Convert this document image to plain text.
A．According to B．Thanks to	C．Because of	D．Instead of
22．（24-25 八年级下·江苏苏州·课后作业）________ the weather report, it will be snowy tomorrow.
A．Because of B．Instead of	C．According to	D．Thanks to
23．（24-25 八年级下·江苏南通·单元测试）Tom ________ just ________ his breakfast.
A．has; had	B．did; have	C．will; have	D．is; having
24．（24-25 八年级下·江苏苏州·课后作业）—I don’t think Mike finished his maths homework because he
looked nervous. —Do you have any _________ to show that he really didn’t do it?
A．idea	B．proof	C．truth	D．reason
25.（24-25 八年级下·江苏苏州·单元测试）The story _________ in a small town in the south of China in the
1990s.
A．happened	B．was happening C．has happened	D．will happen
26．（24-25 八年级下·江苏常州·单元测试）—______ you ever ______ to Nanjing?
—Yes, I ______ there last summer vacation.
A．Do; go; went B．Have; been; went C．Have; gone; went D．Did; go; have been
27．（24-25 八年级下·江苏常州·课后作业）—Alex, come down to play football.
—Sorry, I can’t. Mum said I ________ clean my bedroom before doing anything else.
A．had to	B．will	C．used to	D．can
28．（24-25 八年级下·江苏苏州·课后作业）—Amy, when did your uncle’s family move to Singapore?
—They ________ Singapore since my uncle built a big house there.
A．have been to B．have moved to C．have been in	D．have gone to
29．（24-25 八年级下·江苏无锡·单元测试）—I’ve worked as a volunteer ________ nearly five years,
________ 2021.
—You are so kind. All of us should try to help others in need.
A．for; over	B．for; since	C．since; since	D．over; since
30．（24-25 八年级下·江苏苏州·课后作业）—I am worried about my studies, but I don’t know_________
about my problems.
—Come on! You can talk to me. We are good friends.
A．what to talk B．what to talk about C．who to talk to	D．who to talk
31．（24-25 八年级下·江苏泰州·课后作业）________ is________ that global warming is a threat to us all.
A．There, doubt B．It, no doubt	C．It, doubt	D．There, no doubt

****

### Directions for this task
Give back each line above precisely as it stands.

### Response below
Convert this document image to plain text.
A．According to B．Thanks to	C．Because of	D．Instead of
22．（24-25 八年级下·江苏苏州·课后作业）________ the weather report, it will be snowy tomorrow.
A．Because of B．Instead of	C．According to	D．Thanks to
23．（24-25 八年级下·江苏南通·单元测试）Tom ________ just ________ his breakfast.
A．has; had	B．did; have	C．will; have	D．is; having
24．（24-25 八年级下·江苏苏州·课后作业）—I don’t think Mike finished his maths homework because he
looked nervous. —Do you have any _________ to show that he really didn’t do it?
A．idea	B．proof	C．truth	D．reason
25.（24-25 八年级下·江苏苏州·单元测试）The story _________ in a small town in the south of China in the
1990s.
A．happened	B．was happening C．has happened	D．will happen
26．（24-25 八年级下·江苏常州·单元测试）—______ you ever ______ to Nanjing?
—Yes, I ______ there last summer vacation.
A．Do; go; went B．Have; been; went C．Have; gone; went D．Did; go; have been
27．（24-25 八年级下·江苏常州·课后作业）—Alex, come down to play football.
—Sorry, I can’t. Mum said I ________ clean my bedroom before doing anything else.
A．had to	B．will	C．used to	D．can
28．（24-25 八年级下·江苏苏州·课后作业）—Amy, when did your uncle’s family move to Singapore?
—They ________ Singapore since my uncle built a big house there.
A．have been to B．have moved to C．have been in	D．have gone to
29．（24-25 八年级下·江苏无锡·单元测试）—I’ve worked as a volunteer ________ nearly five years,
________ 2021.
—You are so kind. All of us should try to help others in need.
A．for; over	B．for; since	C．since; since	D．over; since
30．（24-25 八年级下·江苏苏州·课后作业）—I am worried about my studies, but I don’t know_________
about my problems.
—Come on! You can talk to me. We are good friends.
A．what to talk B．what to talk about C．who to talk to	D．who to talk
31．（24-25 八年级下·江苏泰州·课后作业）________ is________ that global warming is a threat to us all.
A．There, doubt B．It, no doubt	C．It, doubt	D．There, no doubt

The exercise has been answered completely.